• [To do]
Resume the i915 patch email on checking for unreliable MMIO during forcewake, picking up after its last line.

• [Document]

------------------------------

All of lore.kernel.org
 help / color / mirror / Atom feed
From: Andi Shyti <andi.shyti@linux.intel.com>
To: intel-gfx@lists.freedesktop.org, dri-devel@lists.freedesktop.org,
	Matt Roper <matthew.d.roper@intel.com>
Cc: Andi Shyti <andi.shyti@kernel.org>,
	Mika Kuoppala <mika.kuoppala@linux.intel.com>,
	Stuart Summers <stuart.summers@intel.com>,
	Andrzej Hajda <andrzej.hajda@intel.com>,
	Andi Shyti <andi.shyti@linux.intel.com>
Subject: [PATCH v3 2/2] drm/i915: Check for unreliable MMIO during forcewake
Date: Mon, 27 Mar 2023 21:55:47 +0200	[thread overview]
Message-ID: <20230327195547.356584-3-andi.shyti@linux.intel.com> (raw)

------------------------------

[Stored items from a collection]
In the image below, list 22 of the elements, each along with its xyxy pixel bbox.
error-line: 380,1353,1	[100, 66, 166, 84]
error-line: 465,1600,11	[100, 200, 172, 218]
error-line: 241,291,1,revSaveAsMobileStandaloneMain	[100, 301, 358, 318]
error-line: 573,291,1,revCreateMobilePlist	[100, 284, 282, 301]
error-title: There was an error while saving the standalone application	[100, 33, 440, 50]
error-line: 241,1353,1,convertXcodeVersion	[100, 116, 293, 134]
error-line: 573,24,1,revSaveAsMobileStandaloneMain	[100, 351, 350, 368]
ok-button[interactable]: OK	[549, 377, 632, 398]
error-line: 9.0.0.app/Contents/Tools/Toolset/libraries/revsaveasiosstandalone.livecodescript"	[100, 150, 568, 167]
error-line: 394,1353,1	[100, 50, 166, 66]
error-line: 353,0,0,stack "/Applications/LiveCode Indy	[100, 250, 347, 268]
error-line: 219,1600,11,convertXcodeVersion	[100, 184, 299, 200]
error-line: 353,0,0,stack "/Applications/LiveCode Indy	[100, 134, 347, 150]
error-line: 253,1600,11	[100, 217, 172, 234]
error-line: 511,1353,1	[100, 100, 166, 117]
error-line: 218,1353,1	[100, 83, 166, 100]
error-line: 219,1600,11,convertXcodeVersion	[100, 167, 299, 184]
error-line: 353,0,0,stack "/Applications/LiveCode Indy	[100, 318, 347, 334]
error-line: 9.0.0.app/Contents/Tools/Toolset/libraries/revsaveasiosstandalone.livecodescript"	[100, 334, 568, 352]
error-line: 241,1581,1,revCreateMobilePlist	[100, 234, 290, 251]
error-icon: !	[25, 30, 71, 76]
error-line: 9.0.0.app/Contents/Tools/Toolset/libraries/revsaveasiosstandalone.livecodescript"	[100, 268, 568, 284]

------------------------------

• [Expected answer]
In-Reply-To: <20230327195547.356584-1-andi.shyti@linux.intel.com>

From: Matt Roper <matthew.d.roper@intel.com>

Although we now sanitycheck MMIO access during driver load to make sure
the MMIO BAR isn't returning all 0xFFFFFFFF, there have been a few cases
where (temporarily?) unreliable MMIO access has happened after GPU
resets or power events.  We'll often notice this on our next GT register
access since forcewake handling will fail; let's change our handling
slightly so that when this happens we print a more meaningful message
clarifying that the problem is the MMIO access, not forcewake
specifically.

Signed-off-by: Matt Roper <matthew.d.roper@intel.com>
Cc: Mika Kuoppala <mika.kuoppala@linux.intel.com>
Reviewed-by: Andi Shyti <andi.shyti@linux.intel.com>
Reviewed-by: Andrzej Hajda <andrzej.hajda@intel.com>
Signed-off-by: Andi Shyti <andi.shyti@linux.intel.com>
---
 drivers/gpu/drm/i915/intel_uncore.c | 13 ++++++++++---
 1 file changed, 10 insertions(+), 3 deletions(-)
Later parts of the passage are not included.